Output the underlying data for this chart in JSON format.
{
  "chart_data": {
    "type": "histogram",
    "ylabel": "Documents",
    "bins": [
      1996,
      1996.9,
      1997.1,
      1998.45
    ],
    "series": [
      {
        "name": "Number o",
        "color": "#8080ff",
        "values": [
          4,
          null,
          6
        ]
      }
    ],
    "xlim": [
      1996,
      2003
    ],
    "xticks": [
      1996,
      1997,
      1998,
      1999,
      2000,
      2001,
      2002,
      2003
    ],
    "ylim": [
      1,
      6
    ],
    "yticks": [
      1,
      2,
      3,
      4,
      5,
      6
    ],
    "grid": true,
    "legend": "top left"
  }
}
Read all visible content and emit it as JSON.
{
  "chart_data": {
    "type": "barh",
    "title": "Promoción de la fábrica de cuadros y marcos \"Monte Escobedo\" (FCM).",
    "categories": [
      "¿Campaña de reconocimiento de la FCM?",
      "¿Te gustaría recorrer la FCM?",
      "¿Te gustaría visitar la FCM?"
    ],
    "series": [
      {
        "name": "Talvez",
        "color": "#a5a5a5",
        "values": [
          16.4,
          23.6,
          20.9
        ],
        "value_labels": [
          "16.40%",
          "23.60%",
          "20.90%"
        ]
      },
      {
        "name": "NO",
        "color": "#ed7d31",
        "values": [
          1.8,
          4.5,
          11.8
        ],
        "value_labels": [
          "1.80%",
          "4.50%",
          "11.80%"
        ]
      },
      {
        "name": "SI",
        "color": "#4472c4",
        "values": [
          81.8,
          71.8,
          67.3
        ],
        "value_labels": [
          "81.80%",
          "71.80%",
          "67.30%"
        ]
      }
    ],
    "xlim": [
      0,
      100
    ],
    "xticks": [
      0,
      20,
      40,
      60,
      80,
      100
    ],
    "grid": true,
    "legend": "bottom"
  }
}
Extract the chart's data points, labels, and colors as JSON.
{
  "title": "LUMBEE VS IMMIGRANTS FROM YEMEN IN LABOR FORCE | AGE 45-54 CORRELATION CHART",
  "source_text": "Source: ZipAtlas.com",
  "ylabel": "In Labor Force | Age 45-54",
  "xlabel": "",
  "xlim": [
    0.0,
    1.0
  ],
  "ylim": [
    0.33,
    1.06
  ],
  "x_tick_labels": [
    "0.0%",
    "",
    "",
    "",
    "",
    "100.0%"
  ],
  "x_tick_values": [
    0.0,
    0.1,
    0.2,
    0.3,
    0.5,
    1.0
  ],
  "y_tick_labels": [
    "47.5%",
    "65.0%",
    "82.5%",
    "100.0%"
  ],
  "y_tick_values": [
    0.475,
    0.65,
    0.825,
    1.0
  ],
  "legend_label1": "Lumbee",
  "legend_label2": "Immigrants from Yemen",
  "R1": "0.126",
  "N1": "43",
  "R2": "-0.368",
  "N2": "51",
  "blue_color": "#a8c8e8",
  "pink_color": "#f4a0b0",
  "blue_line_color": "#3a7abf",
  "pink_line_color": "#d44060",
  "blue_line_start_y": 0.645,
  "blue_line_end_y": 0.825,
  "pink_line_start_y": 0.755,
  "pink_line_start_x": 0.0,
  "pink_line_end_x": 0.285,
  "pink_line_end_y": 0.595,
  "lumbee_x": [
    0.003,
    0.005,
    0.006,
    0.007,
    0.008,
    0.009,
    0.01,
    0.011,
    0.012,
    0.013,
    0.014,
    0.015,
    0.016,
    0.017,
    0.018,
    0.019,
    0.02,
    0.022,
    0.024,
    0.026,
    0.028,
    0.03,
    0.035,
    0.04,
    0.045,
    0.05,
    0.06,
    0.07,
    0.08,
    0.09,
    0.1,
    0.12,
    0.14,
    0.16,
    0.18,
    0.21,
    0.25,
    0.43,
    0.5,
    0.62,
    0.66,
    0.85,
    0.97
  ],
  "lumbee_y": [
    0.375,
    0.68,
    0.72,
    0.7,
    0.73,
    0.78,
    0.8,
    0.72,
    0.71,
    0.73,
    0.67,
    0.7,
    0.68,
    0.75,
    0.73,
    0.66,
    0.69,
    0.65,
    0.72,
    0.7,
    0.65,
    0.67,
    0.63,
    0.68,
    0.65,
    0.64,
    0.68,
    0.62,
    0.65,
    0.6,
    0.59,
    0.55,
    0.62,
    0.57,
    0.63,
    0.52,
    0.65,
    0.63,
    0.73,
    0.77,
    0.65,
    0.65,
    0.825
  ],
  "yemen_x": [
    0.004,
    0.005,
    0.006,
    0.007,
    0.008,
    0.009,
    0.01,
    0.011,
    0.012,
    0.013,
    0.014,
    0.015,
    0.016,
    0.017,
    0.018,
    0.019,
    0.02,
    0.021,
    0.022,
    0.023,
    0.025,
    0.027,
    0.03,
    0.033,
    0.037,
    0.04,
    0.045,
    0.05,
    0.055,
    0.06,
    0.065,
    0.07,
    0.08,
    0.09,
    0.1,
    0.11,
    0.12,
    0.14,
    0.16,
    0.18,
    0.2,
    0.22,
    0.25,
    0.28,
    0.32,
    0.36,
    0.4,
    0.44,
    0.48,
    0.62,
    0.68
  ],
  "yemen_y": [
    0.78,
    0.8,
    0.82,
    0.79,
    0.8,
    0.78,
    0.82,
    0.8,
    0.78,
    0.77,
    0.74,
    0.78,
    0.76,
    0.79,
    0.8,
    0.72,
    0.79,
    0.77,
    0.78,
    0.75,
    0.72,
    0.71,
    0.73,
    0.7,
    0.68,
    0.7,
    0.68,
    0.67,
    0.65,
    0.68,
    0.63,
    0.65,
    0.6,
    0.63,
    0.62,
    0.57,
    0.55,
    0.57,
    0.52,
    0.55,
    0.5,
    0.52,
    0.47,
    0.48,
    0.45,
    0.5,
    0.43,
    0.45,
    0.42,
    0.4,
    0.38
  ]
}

What needs to be done: All of the data must be returned exactly.

Answer below:
Output the underlying data for this chart in JSON format.
{
  "chart_data": {
    "type": "histogram",
    "ylabel": "Documents",
    "bins": [
      1996,
      1996.9,
      1997.1,
      1998.45
    ],
    "series": [
      {
        "name": "Number o",
        "color": "#8080ff",
        "values": [
          4,
          null,
          6
        ]
      }
    ],
    "xlim": [
      1996,
      2003
    ],
    "xticks": [
      1996,
      1997,
      1998,
      1999,
      2000,
      2001,
      2002,
      2003
    ],
    "ylim": [
      1,
      6
    ],
    "yticks": [
      1,
      2,
      3,
      4,
      5,
      6
    ],
    "grid": true,
    "legend": "top left"
  }
}
Read all visible content and emit it as JSON.
{
  "chart_data": {
    "type": "barh",
    "title": "Promoción de la fábrica de cuadros y marcos \"Monte Escobedo\" (FCM).",
    "categories": [
      "¿Campaña de reconocimiento de la FCM?",
      "¿Te gustaría recorrer la FCM?",
      "¿Te gustaría visitar la FCM?"
    ],
    "series": [
      {
        "name": "Talvez",
        "color": "#a5a5a5",
        "values": [
          16.4,
          23.6,
          20.9
        ],
        "value_labels": [
          "16.40%",
          "23.60%",
          "20.90%"
        ]
      },
      {
        "name": "NO",
        "color": "#ed7d31",
        "values": [
          1.8,
          4.5,
          11.8
        ],
        "value_labels": [
          "1.80%",
          "4.50%",
          "11.80%"
        ]
      },
      {
        "name": "SI",
        "color": "#4472c4",
        "values": [
          81.8,
          71.8,
          67.3
        ],
        "value_labels": [
          "81.80%",
          "71.80%",
          "67.30%"
        ]
      }
    ],
    "xlim": [
      0,
      100
    ],
    "xticks": [
      0,
      20,
      40,
      60,
      80,
      100
    ],
    "grid": true,
    "legend": "bottom"
  }
}
Extract the chart's data points, labels, and colors as JSON.
{
  "title": "LUMBEE VS IMMIGRANTS FROM YEMEN IN LABOR FORCE | AGE 45-54 CORRELATION CHART",
  "source_text": "Source: ZipAtlas.com",
  "ylabel": "In Labor Force | Age 45-54",
  "xlabel": "",
  "xlim": [
    0.0,
    1.0
  ],
  "ylim": [
    0.33,
    1.06
  ],
  "x_tick_labels": [
    "0.0%",
    "",
    "",
    "",
    "",
    "100.0%"
  ],
  "x_tick_values": [
    0.0,
    0.1,
    0.2,
    0.3,
    0.5,
    1.0
  ],
  "y_tick_labels": [
    "47.5%",
    "65.0%",
    "82.5%",
    "100.0%"
  ],
  "y_tick_values": [
    0.475,
    0.65,
    0.825,
    1.0
  ],
  "legend_label1": "Lumbee",
  "legend_label2": "Immigrants from Yemen",
  "R1": "0.126",
  "N1": "43",
  "R2": "-0.368",
  "N2": "51",
  "blue_color": "#a8c8e8",
  "pink_color": "#f4a0b0",
  "blue_line_color": "#3a7abf",
  "pink_line_color": "#d44060",
  "blue_line_start_y": 0.645,
  "blue_line_end_y": 0.825,
  "pink_line_start_y": 0.755,
  "pink_line_start_x": 0.0,
  "pink_line_end_x": 0.285,
  "pink_line_end_y": 0.595,
  "lumbee_x": [
    0.003,
    0.005,
    0.006,
    0.007,
    0.008,
    0.009,
    0.01,
    0.011,
    0.012,
    0.013,
    0.014,
    0.015,
    0.016,
    0.017,
    0.018,
    0.019,
    0.02,
    0.022,
    0.024,
    0.026,
    0.028,
    0.03,
    0.035,
    0.04,
    0.045,
    0.05,
    0.06,
    0.07,
    0.08,
    0.09,
    0.1,
    0.12,
    0.14,
    0.16,
    0.18,
    0.21,
    0.25,
    0.43,
    0.5,
    0.62,
    0.66,
    0.85,
    0.97
  ],
  "lumbee_y": [
    0.375,
    0.68,
    0.72,
    0.7,
    0.73,
    0.78,
    0.8,
    0.72,
    0.71,
    0.73,
    0.67,
    0.7,
    0.68,
    0.75,
    0.73,
    0.66,
    0.69,
    0.65,
    0.72,
    0.7,
    0.65,
    0.67,
    0.63,
    0.68,
    0.65,
    0.64,
    0.68,
    0.62,
    0.65,
    0.6,
    0.59,
    0.55,
    0.62,
    0.57,
    0.63,
    0.52,
    0.65,
    0.63,
    0.73,
    0.77,
    0.65,
    0.65,
    0.825
  ],
  "yemen_x": [
    0.004,
    0.005,
    0.006,
    0.007,
    0.008,
    0.009,
    0.01,
    0.011,
    0.012,
    0.013,
    0.014,
    0.015,
    0.016,
    0.017,
    0.018,
    0.019,
    0.02,
    0.021,
    0.022,
    0.023,
    0.025,
    0.027,
    0.03,
    0.033,
    0.037,
    0.04,
    0.045,
    0.05,
    0.055,
    0.06,
    0.065,
    0.07,
    0.08,
    0.09,
    0.1,
    0.11,
    0.12,
    0.14,
    0.16,
    0.18,
    0.2,
    0.22,
    0.25,
    0.28,
    0.32,
    0.36,
    0.4,
    0.44,
    0.48,
    0.62,
    0.68
  ],
  "yemen_y": [
    0.78,
    0.8,
    0.82,
    0.79,
    0.8,
    0.78,
    0.82,
    0.8,
    0.78,
    0.77,
    0.74,
    0.78,
    0.76,
    0.79,
    0.8,
    0.72,
    0.79,
    0.77,
    0.78,
    0.75,
    0.72,
    0.71,
    0.73,
    0.7,
    0.68,
    0.7,
    0.68,
    0.67,
    0.65,
    0.68,
    0.63,
    0.65,
    0.6,
    0.63,
    0.62,
    0.57,
    0.55,
    0.57,
    0.52,
    0.55,
    0.5,
    0.52,
    0.47,
    0.48,
    0.45,
    0.5,
    0.43,
    0.45,
    0.42,
    0.4,
    0.38
  ]
}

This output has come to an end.